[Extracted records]

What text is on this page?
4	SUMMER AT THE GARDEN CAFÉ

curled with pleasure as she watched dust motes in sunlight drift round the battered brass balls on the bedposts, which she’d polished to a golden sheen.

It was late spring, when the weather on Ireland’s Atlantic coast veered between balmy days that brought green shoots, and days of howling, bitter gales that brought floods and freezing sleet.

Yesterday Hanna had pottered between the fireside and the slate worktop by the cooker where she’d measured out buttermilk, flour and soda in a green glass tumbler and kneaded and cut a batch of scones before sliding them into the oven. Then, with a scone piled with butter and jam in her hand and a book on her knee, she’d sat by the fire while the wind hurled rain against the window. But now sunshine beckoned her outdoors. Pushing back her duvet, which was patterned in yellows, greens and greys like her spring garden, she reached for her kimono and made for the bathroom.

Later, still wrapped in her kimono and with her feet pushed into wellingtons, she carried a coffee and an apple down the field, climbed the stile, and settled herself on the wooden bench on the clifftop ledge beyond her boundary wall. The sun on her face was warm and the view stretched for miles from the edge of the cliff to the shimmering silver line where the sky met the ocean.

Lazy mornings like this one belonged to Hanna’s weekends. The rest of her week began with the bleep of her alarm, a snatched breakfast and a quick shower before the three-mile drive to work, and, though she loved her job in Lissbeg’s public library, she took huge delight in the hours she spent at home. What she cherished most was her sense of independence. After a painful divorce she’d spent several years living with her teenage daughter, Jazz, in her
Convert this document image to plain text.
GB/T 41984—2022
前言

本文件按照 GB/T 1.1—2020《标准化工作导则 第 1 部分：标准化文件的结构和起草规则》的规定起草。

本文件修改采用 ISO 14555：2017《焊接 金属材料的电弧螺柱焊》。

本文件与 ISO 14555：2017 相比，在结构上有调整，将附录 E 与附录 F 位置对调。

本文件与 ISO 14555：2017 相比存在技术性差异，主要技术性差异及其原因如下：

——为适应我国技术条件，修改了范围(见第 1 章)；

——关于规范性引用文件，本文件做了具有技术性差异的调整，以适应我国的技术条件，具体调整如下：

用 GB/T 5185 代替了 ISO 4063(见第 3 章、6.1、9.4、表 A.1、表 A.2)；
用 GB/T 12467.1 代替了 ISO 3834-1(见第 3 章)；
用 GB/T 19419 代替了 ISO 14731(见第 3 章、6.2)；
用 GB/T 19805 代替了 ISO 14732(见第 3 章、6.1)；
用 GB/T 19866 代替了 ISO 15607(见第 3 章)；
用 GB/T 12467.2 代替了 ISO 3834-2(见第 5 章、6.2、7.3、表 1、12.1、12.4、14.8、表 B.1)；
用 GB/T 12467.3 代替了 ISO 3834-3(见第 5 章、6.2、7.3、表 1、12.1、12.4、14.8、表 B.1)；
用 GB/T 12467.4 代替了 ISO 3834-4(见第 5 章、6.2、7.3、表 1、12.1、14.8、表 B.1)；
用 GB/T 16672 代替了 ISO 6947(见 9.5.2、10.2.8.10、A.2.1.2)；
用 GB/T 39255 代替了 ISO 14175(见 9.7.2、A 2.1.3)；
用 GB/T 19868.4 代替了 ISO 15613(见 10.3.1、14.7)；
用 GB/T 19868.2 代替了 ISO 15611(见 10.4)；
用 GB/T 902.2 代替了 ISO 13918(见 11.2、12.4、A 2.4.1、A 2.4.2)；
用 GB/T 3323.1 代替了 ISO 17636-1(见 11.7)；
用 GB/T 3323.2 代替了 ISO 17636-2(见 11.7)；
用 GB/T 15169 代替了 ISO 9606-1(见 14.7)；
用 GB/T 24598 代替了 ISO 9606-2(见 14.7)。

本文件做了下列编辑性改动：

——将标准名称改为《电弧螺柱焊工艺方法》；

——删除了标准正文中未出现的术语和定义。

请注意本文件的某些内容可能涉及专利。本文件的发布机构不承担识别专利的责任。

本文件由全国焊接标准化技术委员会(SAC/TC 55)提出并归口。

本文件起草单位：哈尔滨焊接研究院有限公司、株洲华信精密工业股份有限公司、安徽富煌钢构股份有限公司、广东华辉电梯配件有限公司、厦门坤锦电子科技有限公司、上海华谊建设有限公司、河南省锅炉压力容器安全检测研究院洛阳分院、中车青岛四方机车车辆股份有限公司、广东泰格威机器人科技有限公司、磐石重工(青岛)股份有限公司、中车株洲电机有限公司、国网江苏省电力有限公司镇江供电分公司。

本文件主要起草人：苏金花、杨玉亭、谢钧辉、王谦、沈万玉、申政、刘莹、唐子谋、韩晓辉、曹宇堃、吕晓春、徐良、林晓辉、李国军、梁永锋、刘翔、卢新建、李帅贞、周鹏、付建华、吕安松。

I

» **What the task asks**: Find the word "text" and list each line it appears in.

» **Answer to this exercise**:
What text is on this page?
Convert this document image to plain text.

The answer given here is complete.